• **Given records**:
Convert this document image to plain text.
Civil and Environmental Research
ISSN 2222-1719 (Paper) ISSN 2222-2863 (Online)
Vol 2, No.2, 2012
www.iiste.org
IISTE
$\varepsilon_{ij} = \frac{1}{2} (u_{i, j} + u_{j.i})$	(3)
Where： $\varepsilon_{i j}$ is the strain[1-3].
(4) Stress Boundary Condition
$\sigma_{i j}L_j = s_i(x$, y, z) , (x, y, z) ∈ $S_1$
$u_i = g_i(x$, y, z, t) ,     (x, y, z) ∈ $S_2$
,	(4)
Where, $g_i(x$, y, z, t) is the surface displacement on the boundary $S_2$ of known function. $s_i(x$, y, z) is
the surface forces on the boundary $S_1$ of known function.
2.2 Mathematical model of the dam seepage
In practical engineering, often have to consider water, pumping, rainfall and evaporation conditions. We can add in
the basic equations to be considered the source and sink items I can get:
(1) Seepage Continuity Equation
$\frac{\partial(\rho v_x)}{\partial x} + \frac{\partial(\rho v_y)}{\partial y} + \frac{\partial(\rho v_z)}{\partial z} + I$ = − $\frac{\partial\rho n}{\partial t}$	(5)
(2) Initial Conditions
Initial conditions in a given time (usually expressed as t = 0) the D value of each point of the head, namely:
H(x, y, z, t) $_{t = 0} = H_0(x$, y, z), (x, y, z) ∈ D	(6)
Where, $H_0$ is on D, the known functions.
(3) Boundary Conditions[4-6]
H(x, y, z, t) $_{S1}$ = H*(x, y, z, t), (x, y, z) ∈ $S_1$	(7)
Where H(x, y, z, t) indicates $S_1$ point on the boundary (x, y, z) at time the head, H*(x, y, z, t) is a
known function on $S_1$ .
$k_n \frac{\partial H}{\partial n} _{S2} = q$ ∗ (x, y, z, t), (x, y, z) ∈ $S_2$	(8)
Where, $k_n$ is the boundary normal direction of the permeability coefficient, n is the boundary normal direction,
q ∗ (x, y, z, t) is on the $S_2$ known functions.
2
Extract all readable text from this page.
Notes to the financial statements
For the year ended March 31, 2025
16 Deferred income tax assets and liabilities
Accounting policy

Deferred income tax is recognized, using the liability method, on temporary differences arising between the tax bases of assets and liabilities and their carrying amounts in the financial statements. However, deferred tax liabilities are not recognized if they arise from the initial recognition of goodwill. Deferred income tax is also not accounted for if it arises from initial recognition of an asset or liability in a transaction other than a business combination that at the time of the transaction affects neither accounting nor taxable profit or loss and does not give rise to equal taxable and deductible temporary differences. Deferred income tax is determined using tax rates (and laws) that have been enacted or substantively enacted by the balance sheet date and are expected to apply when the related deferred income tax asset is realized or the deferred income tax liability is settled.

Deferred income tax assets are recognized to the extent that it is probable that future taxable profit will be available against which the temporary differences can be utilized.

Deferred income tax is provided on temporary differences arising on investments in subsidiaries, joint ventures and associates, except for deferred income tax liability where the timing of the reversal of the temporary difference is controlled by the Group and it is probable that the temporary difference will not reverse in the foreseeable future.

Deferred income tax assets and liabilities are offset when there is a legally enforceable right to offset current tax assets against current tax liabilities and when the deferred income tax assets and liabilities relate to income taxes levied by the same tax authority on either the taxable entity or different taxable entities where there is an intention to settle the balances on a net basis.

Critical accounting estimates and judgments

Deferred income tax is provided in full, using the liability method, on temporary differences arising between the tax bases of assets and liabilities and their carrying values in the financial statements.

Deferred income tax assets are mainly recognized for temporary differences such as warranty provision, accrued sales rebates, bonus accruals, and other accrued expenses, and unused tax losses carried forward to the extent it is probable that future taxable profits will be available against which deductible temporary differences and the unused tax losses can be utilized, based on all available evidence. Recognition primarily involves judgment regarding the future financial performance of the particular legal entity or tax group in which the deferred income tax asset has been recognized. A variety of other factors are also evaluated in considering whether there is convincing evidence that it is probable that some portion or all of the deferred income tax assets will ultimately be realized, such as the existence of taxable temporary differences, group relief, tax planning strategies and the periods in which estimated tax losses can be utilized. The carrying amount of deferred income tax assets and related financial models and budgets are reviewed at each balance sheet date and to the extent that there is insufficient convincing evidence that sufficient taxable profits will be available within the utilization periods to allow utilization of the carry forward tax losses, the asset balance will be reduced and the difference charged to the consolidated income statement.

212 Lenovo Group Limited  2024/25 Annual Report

• **Task brief**: Copy out all of the data exactly, leaving nothing out.

• **Task solution**:
Convert this document image to plain text.
Civil and Environmental Research
ISSN 2222-1719 (Paper) ISSN 2222-2863 (Online)
Vol 2, No.2, 2012
www.iiste.org
IISTE
$\varepsilon_{ij} = \frac{1}{2} (u_{i, j} + u_{j.i})$	(3)
Where： $\varepsilon_{i j}$ is the strain[1-3].
(4) Stress Boundary Condition
$\sigma_{i j}L_j = s_i(x$, y, z) , (x, y, z) ∈ $S_1$
$u_i = g_i(x$, y, z, t) ,     (x, y, z) ∈ $S_2$
,	(4)
Where, $g_i(x$, y, z, t) is the surface displacement on the boundary $S_2$ of known function. $s_i(x$, y, z) is
the surface forces on the boundary $S_1$ of known function.
2.2 Mathematical model of the dam seepage
In practical engineering, often have to consider water, pumping, rainfall and evaporation conditions. We can add in
the basic equations to be considered the source and sink items I can get:
(1) Seepage Continuity Equation
$\frac{\partial(\rho v_x)}{\partial x} + \frac{\partial(\rho v_y)}{\partial y} + \frac{\partial(\rho v_z)}{\partial z} + I$ = − $\frac{\partial\rho n}{\partial t}$	(5)
(2) Initial Conditions
Initial conditions in a given time (usually expressed as t = 0) the D value of each point of the head, namely:
H(x, y, z, t) $_{t = 0} = H_0(x$, y, z), (x, y, z) ∈ D	(6)
Where, $H_0$ is on D, the known functions.
(3) Boundary Conditions[4-6]
H(x, y, z, t) $_{S1}$ = H*(x, y, z, t), (x, y, z) ∈ $S_1$	(7)
Where H(x, y, z, t) indicates $S_1$ point on the boundary (x, y, z) at time the head, H*(x, y, z, t) is a
known function on $S_1$ .
$k_n \frac{\partial H}{\partial n} _{S2} = q$ ∗ (x, y, z, t), (x, y, z) ∈ $S_2$	(8)
Where, $k_n$ is the boundary normal direction of the permeability coefficient, n is the boundary normal direction,
q ∗ (x, y, z, t) is on the $S_2$ known functions.
2
Extract all readable text from this page.
Notes to the financial statements
For the year ended March 31, 2025
16 Deferred income tax assets and liabilities
Accounting policy

Deferred income tax is recognized, using the liability method, on temporary differences arising between the tax bases of assets and liabilities and their carrying amounts in the financial statements. However, deferred tax liabilities are not recognized if they arise from the initial recognition of goodwill. Deferred income tax is also not accounted for if it arises from initial recognition of an asset or liability in a transaction other than a business combination that at the time of the transaction affects neither accounting nor taxable profit or loss and does not give rise to equal taxable and deductible temporary differences. Deferred income tax is determined using tax rates (and laws) that have been enacted or substantively enacted by the balance sheet date and are expected to apply when the related deferred income tax asset is realized or the deferred income tax liability is settled.

Deferred income tax assets are recognized to the extent that it is probable that future taxable profit will be available against which the temporary differences can be utilized.

Deferred income tax is provided on temporary differences arising on investments in subsidiaries, joint ventures and associates, except for deferred income tax liability where the timing of the reversal of the temporary difference is controlled by the Group and it is probable that the temporary difference will not reverse in the foreseeable future.

Deferred income tax assets and liabilities are offset when there is a legally enforceable right to offset current tax assets against current tax liabilities and when the deferred income tax assets and liabilities relate to income taxes levied by the same tax authority on either the taxable entity or different taxable entities where there is an intention to settle the balances on a net basis.

Critical accounting estimates and judgments

Deferred income tax is provided in full, using the liability method, on temporary differences arising between the tax bases of assets and liabilities and their carrying values in the financial statements.

Deferred income tax assets are mainly recognized for temporary differences such as warranty provision, accrued sales rebates, bonus accruals, and other accrued expenses, and unused tax losses carried forward to the extent it is probable that future taxable profits will be available against which deductible temporary differences and the unused tax losses can be utilized, based on all available evidence. Recognition primarily involves judgment regarding the future financial performance of the particular legal entity or tax group in which the deferred income tax asset has been recognized. A variety of other factors are also evaluated in considering whether there is convincing evidence that it is probable that some portion or all of the deferred income tax assets will ultimately be realized, such as the existence of taxable temporary differences, group relief, tax planning strategies and the periods in which estimated tax losses can be utilized. The carrying amount of deferred income tax assets and related financial models and budgets are reviewed at each balance sheet date and to the extent that there is insufficient convincing evidence that sufficient taxable profits will be available within the utilization periods to allow utilization of the carry forward tax losses, the asset balance will be reduced and the difference charged to the consolidated income statement.

212 Lenovo Group Limited  2024/25 Annual Report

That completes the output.